**What needs to be done**
Copy out the listing that follows, exactly, without its pictures.
--- start of Record list ---
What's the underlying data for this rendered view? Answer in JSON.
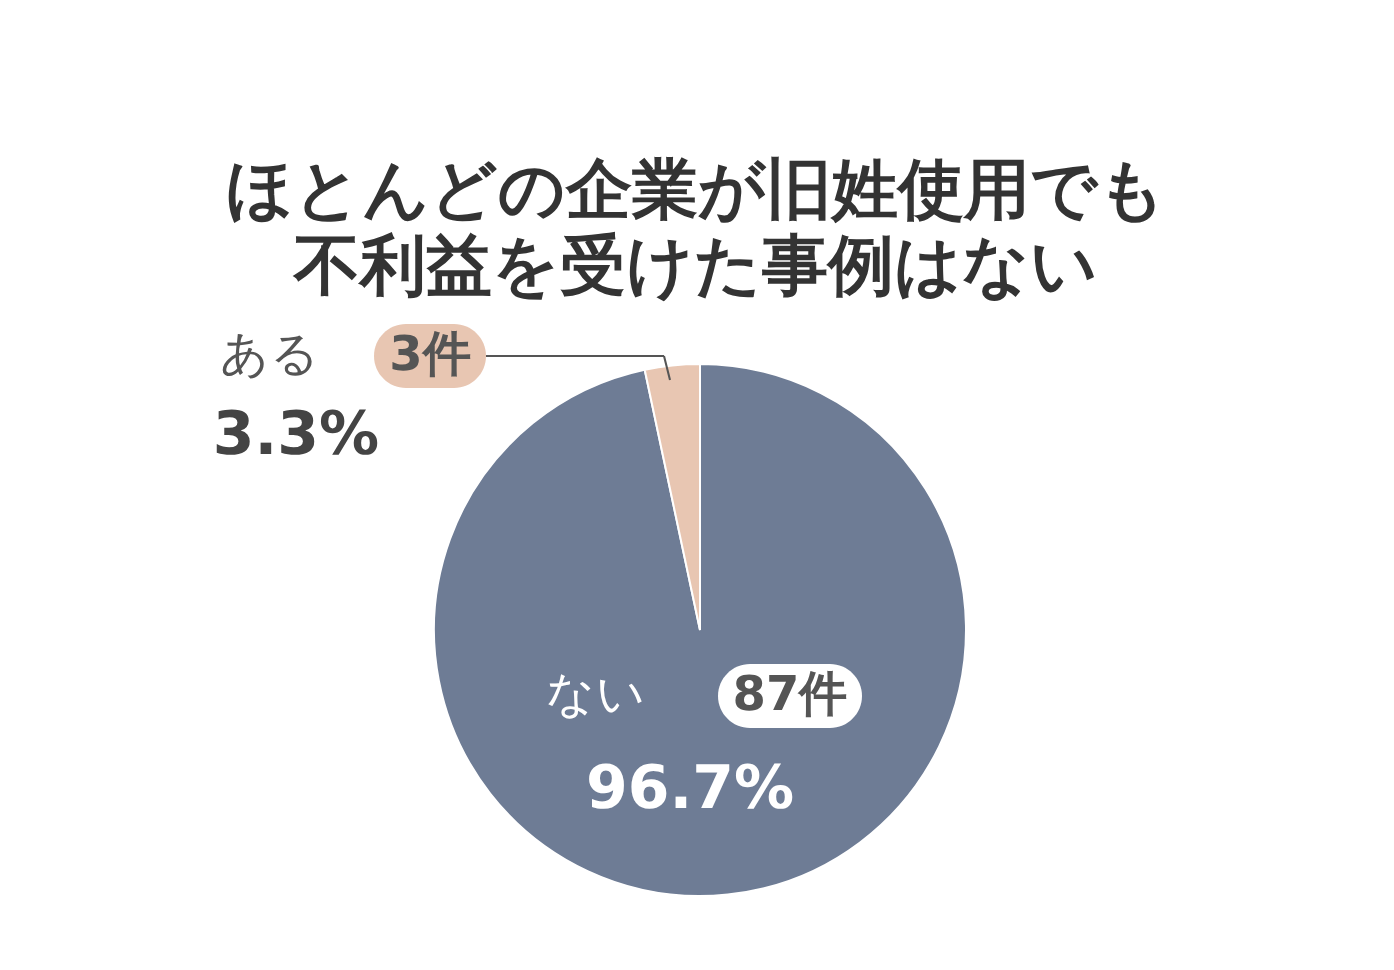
{
  "chart_data": {
    "type": "pie",
    "title": "ほとんどの企業が旧姓使用でも不利益を受けた事例はない",
    "categories": [
      "ない",
      "ある"
    ],
    "values": [
      87,
      3
    ],
    "colors": [
      "#6e7c95",
      "#e8c6b2"
    ],
    "value_labels": [
      "87件",
      "3件"
    ],
    "annotations": [
      "96.7%",
      "3.3%"
    ]
  }
}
--- end of Record list ---
**Response**
What's the underlying data for this rendered view? Answer in JSON.
{
  "chart_data": {
    "type": "pie",
    "title": "ほとんどの企業が旧姓使用でも不利益を受けた事例はない",
    "categories": [
      "ない",
      "ある"
    ],
    "values": [
      87,
      3
    ],
    "colors": [
      "#6e7c95",
      "#e8c6b2"
    ],
    "value_labels": [
      "87件",
      "3件"
    ],
    "annotations": [
      "96.7%",
      "3.3%"
    ]
  }
}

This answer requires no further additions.